- [EXERCISE REQUIREMENTS] Identify and copy all lines of the material where the string "销售金额分别为" is found.

Collected data
[start]

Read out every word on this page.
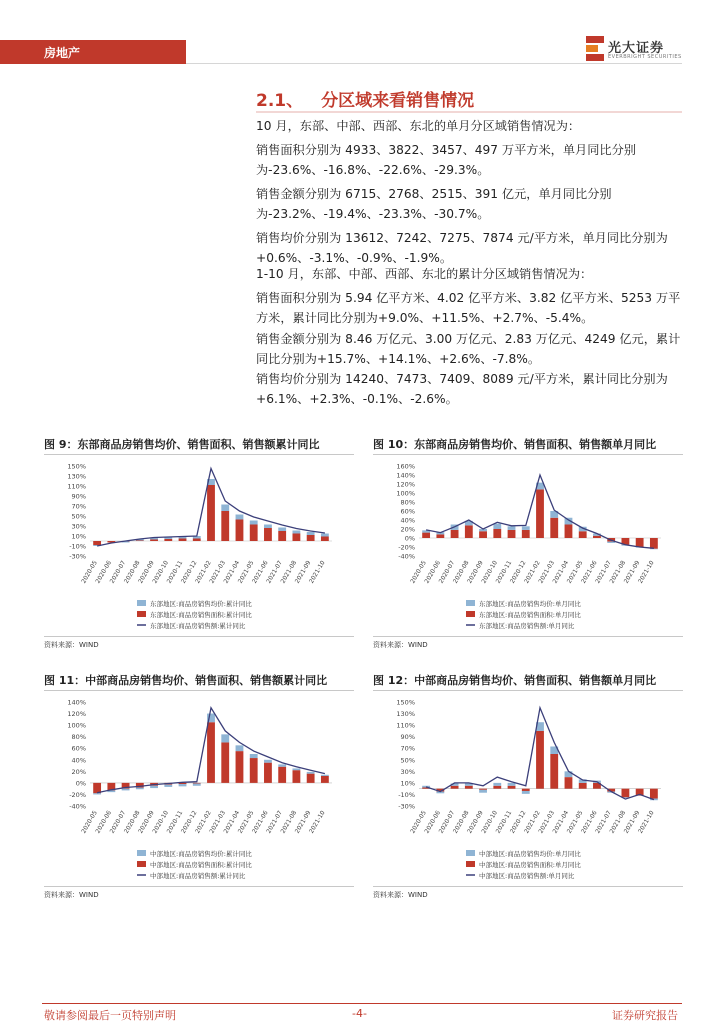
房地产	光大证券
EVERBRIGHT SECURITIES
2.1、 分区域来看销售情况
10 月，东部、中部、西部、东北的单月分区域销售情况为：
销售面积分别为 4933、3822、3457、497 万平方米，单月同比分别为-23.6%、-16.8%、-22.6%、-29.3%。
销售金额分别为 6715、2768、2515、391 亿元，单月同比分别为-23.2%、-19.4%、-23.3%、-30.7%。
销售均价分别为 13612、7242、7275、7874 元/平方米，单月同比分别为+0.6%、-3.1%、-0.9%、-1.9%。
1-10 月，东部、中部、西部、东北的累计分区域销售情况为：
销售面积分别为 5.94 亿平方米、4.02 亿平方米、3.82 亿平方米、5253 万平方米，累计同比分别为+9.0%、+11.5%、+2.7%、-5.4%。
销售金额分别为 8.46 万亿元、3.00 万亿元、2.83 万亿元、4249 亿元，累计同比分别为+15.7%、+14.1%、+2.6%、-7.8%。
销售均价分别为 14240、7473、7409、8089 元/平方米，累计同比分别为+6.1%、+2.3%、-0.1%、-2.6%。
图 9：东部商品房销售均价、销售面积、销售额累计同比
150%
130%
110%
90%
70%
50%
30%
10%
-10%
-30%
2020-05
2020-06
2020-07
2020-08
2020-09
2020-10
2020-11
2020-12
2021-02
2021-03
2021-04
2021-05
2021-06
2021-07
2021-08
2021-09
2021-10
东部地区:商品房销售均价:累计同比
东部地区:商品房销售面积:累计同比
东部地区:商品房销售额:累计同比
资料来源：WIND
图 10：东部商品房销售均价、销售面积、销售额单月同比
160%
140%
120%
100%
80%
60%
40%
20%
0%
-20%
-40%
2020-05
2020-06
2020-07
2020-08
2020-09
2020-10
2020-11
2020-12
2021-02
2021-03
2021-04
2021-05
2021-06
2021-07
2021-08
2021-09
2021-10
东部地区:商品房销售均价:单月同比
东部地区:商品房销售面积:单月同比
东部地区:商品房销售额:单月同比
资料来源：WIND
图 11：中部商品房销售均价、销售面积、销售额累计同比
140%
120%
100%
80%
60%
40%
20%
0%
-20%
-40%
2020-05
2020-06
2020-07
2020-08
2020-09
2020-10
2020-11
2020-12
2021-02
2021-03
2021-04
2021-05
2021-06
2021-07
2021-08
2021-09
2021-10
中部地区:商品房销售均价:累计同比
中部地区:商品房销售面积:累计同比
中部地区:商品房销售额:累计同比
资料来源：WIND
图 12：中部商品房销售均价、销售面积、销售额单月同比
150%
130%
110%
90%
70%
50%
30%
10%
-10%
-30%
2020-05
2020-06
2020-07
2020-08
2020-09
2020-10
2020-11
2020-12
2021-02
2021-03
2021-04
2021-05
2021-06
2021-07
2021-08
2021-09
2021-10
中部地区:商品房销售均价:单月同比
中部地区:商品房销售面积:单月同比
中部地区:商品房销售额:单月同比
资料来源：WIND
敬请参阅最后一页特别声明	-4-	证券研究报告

[end]
[start]

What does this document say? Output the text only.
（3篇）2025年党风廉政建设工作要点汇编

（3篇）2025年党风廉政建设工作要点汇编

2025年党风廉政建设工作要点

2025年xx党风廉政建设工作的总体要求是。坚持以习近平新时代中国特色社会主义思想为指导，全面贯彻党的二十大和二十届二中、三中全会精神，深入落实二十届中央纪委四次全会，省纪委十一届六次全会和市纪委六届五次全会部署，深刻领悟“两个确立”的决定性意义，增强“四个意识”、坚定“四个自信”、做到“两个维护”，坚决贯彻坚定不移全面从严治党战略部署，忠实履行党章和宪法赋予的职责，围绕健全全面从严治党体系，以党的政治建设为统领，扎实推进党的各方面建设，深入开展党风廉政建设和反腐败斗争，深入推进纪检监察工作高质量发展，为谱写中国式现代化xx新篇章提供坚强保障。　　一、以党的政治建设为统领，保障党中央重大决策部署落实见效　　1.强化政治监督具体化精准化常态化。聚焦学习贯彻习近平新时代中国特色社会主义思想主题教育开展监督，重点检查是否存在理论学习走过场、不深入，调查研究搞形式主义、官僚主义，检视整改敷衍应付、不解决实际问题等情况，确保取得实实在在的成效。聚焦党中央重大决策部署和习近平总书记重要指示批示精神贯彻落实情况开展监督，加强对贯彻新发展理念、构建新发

[end]

- [COMPLETED TASK]
销售金额分别为 6715、2768、2515、391 亿元，单月同比分别为-23.2%、-19.4%、-23.3%、-30.7%。
销售金额分别为 8.46 万亿元、3.00 万亿元、2.83 万亿元、4249 亿元，累计同比分别为+15.7%、+14.1%、+2.6%、-7.8%。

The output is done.